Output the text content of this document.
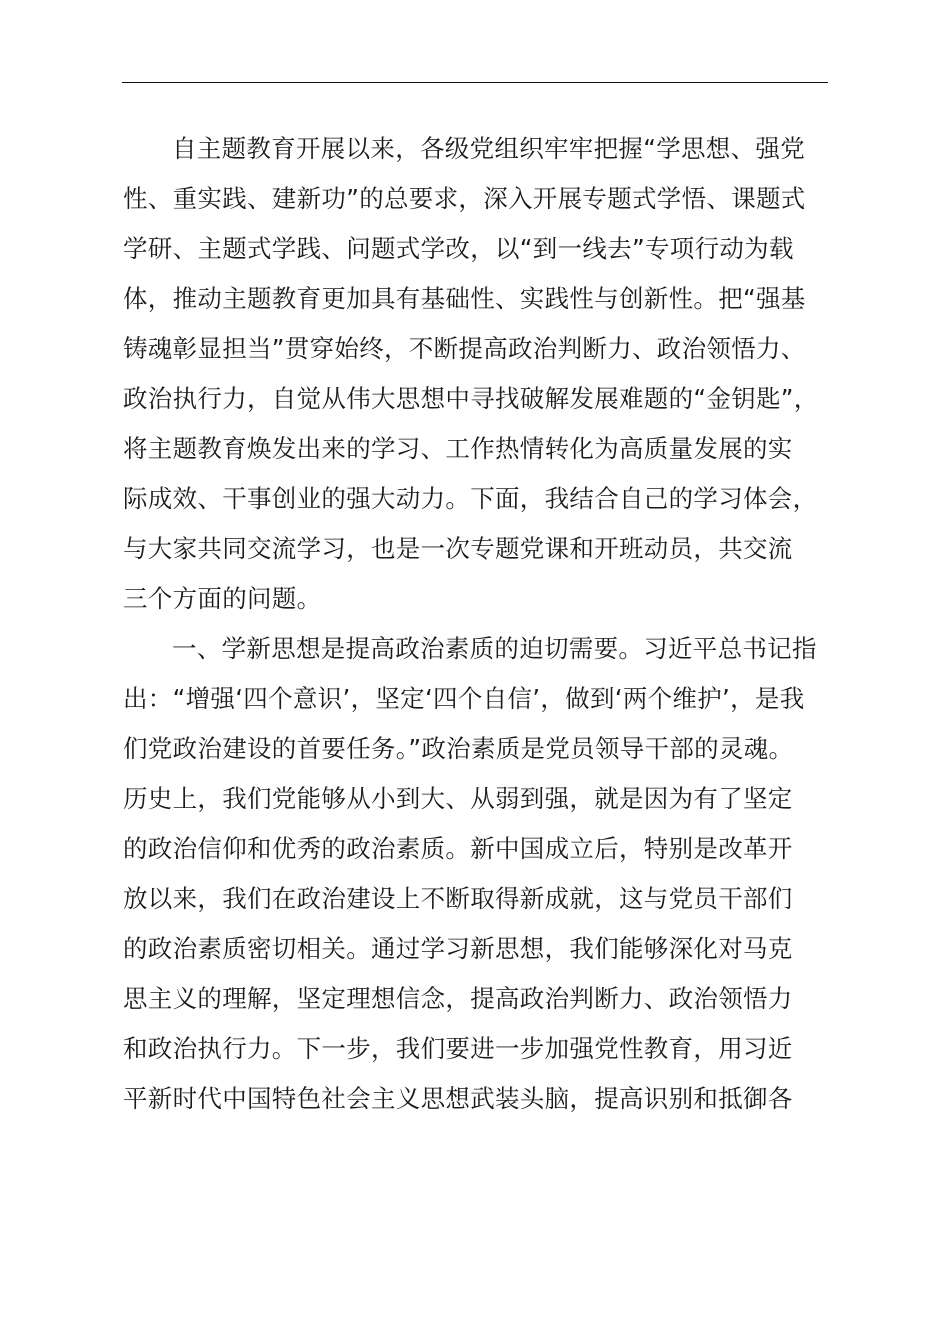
自主题教育开展以来，各级党组织牢牢把握“学思想、强党
性、重实践、建新功”的总要求，深入开展专题式学悟、课题式
学研、主题式学践、问题式学改，以“到一线去”专项行动为载
体，推动主题教育更加具有基础性、实践性与创新性。把“强基
铸魂彰显担当”贯穿始终，不断提高政治判断力、政治领悟力、
政治执行力，自觉从伟大思想中寻找破解发展难题的“金钥匙”，
将主题教育焕发出来的学习、工作热情转化为高质量发展的实
际成效、干事创业的强大动力。下面，我结合自己的学习体会，
与大家共同交流学习，也是一次专题党课和开班动员，共交流
三个方面的问题。

一、学新思想是提高政治素质的迫切需要。习近平总书记指
出：“增强‘四个意识’，坚定‘四个自信’，做到‘两个维护’，是我
们党政治建设的首要任务。”政治素质是党员领导干部的灵魂。
历史上，我们党能够从小到大、从弱到强，就是因为有了坚定
的政治信仰和优秀的政治素质。新中国成立后，特别是改革开
放以来，我们在政治建设上不断取得新成就，这与党员干部们
的政治素质密切相关。通过学习新思想，我们能够深化对马克
思主义的理解，坚定理想信念，提高政治判断力、政治领悟力
和政治执行力。下一步，我们要进一步加强党性教育，用习近
平新时代中国特色社会主义思想武装头脑，提高识别和抵御各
————
- **Work instructions**:
Pull out all lines from the entries above in which the word "政治领悟力" appears.

- **Task solution**:
铸魂彰显担当”贯穿始终，不断提高政治判断力、政治领悟力、
思主义的理解，坚定理想信念，提高政治判断力、政治领悟力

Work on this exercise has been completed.